> [Instruction]:
How many of the rows below contain the string "increases"? Case counts, so answer with the number only.
--
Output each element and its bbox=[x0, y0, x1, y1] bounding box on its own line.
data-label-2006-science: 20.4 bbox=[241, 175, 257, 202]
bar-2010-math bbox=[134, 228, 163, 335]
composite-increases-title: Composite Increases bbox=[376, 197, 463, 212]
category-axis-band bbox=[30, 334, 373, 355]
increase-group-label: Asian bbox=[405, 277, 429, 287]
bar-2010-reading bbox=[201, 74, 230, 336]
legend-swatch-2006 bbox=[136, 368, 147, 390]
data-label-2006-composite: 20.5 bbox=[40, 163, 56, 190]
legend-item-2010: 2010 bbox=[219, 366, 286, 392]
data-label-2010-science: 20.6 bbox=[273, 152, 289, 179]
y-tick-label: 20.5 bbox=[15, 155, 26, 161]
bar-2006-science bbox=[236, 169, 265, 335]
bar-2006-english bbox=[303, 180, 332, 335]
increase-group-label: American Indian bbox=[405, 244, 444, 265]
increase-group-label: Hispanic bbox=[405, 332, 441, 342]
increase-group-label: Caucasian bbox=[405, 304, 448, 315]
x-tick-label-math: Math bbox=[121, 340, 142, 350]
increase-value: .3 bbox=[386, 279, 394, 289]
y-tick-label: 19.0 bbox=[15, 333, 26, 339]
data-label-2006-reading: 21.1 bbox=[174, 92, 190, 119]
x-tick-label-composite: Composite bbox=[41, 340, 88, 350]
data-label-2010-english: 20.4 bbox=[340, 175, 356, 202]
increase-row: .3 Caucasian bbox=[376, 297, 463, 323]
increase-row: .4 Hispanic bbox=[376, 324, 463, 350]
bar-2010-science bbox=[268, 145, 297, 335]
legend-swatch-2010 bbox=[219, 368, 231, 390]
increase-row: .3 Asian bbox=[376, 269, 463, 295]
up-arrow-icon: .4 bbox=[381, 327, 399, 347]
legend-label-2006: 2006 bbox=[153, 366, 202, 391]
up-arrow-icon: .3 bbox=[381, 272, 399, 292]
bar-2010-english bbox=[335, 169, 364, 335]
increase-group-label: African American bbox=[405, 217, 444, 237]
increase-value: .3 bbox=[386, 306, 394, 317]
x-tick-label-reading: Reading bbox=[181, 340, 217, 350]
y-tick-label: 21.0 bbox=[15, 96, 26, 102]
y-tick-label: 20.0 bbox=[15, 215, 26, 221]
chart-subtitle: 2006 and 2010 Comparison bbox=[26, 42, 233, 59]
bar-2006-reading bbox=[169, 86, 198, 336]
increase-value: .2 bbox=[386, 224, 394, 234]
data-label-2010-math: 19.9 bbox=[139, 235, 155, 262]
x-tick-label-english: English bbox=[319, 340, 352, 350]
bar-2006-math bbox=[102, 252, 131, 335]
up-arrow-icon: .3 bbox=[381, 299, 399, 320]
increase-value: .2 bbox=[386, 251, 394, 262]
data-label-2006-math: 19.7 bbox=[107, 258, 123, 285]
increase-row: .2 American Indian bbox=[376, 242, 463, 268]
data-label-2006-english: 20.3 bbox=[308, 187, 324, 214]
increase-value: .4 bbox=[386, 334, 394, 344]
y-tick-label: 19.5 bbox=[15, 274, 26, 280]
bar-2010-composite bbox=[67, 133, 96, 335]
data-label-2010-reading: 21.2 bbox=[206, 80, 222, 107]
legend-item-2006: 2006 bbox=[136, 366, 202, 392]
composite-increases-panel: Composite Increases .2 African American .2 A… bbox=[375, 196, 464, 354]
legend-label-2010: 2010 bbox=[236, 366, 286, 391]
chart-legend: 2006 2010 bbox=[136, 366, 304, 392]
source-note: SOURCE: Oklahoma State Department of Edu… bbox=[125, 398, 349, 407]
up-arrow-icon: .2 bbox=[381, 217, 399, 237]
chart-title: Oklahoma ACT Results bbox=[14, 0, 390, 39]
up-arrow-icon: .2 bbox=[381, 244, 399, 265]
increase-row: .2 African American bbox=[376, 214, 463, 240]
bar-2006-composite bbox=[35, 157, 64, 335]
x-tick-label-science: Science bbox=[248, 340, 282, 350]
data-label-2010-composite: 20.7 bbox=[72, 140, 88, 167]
--
> [Correct answer]:
2